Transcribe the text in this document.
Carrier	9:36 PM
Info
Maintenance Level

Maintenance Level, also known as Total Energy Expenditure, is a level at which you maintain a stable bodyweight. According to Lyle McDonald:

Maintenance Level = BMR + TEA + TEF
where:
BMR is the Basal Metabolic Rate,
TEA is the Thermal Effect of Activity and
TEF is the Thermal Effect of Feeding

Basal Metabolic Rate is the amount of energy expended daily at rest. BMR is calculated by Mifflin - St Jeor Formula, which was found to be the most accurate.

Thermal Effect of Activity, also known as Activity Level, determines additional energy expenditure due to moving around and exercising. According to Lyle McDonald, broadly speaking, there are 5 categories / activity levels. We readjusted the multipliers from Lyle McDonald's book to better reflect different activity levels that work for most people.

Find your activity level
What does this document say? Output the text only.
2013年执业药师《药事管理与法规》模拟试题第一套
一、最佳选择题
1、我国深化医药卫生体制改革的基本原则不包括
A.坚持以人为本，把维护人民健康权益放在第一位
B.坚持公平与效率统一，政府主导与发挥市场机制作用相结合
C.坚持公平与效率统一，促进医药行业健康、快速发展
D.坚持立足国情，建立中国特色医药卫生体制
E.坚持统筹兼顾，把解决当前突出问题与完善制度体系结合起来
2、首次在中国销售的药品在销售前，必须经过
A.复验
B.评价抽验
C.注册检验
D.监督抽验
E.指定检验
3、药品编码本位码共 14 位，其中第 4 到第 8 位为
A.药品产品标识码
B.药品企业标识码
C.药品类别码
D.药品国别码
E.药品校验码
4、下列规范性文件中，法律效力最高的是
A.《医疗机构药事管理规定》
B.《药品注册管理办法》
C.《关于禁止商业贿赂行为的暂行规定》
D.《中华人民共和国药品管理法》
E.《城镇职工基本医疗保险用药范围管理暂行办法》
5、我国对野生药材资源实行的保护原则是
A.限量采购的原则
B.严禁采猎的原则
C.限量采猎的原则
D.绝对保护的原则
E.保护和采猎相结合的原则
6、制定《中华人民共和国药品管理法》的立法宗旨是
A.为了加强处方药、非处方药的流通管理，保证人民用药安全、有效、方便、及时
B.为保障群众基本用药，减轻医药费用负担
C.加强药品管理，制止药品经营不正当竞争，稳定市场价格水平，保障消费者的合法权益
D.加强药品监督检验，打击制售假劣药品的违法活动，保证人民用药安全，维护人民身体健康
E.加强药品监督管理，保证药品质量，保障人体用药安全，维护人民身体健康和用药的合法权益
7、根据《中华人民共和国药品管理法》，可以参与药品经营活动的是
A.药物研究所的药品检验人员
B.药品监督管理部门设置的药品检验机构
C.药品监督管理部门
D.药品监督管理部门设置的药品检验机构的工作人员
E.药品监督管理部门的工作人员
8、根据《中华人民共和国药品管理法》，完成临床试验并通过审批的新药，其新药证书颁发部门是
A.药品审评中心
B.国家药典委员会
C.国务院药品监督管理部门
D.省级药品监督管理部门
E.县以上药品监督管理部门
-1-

·····

• [YOUR INSTRUCTIONS]: Give the records above again, word for word.

• [TASK ANSWER]:
Transcribe the text in this document.
Carrier	9:36 PM
Info
Maintenance Level

Maintenance Level, also known as Total Energy Expenditure, is a level at which you maintain a stable bodyweight. According to Lyle McDonald:

Maintenance Level = BMR + TEA + TEF
where:
BMR is the Basal Metabolic Rate,
TEA is the Thermal Effect of Activity and
TEF is the Thermal Effect of Feeding

Basal Metabolic Rate is the amount of energy expended daily at rest. BMR is calculated by Mifflin - St Jeor Formula, which was found to be the most accurate.

Thermal Effect of Activity, also known as Activity Level, determines additional energy expenditure due to moving around and exercising. According to Lyle McDonald, broadly speaking, there are 5 categories / activity levels. We readjusted the multipliers from Lyle McDonald's book to better reflect different activity levels that work for most people.

Find your activity level
What does this document say? Output the text only.
2013年执业药师《药事管理与法规》模拟试题第一套
一、最佳选择题
1、我国深化医药卫生体制改革的基本原则不包括
A.坚持以人为本，把维护人民健康权益放在第一位
B.坚持公平与效率统一，政府主导与发挥市场机制作用相结合
C.坚持公平与效率统一，促进医药行业健康、快速发展
D.坚持立足国情，建立中国特色医药卫生体制
E.坚持统筹兼顾，把解决当前突出问题与完善制度体系结合起来
2、首次在中国销售的药品在销售前，必须经过
A.复验
B.评价抽验
C.注册检验
D.监督抽验
E.指定检验
3、药品编码本位码共 14 位，其中第 4 到第 8 位为
A.药品产品标识码
B.药品企业标识码
C.药品类别码
D.药品国别码
E.药品校验码
4、下列规范性文件中，法律效力最高的是
A.《医疗机构药事管理规定》
B.《药品注册管理办法》
C.《关于禁止商业贿赂行为的暂行规定》
D.《中华人民共和国药品管理法》
E.《城镇职工基本医疗保险用药范围管理暂行办法》
5、我国对野生药材资源实行的保护原则是
A.限量采购的原则
B.严禁采猎的原则
C.限量采猎的原则
D.绝对保护的原则
E.保护和采猎相结合的原则
6、制定《中华人民共和国药品管理法》的立法宗旨是
A.为了加强处方药、非处方药的流通管理，保证人民用药安全、有效、方便、及时
B.为保障群众基本用药，减轻医药费用负担
C.加强药品管理，制止药品经营不正当竞争，稳定市场价格水平，保障消费者的合法权益
D.加强药品监督检验，打击制售假劣药品的违法活动，保证人民用药安全，维护人民身体健康
E.加强药品监督管理，保证药品质量，保障人体用药安全，维护人民身体健康和用药的合法权益
7、根据《中华人民共和国药品管理法》，可以参与药品经营活动的是
A.药物研究所的药品检验人员
B.药品监督管理部门设置的药品检验机构
C.药品监督管理部门
D.药品监督管理部门设置的药品检验机构的工作人员
E.药品监督管理部门的工作人员
8、根据《中华人民共和国药品管理法》，完成临床试验并通过审批的新药，其新药证书颁发部门是
A.药品审评中心
B.国家药典委员会
C.国务院药品监督管理部门
D.省级药品监督管理部门
E.县以上药品监督管理部门
-1-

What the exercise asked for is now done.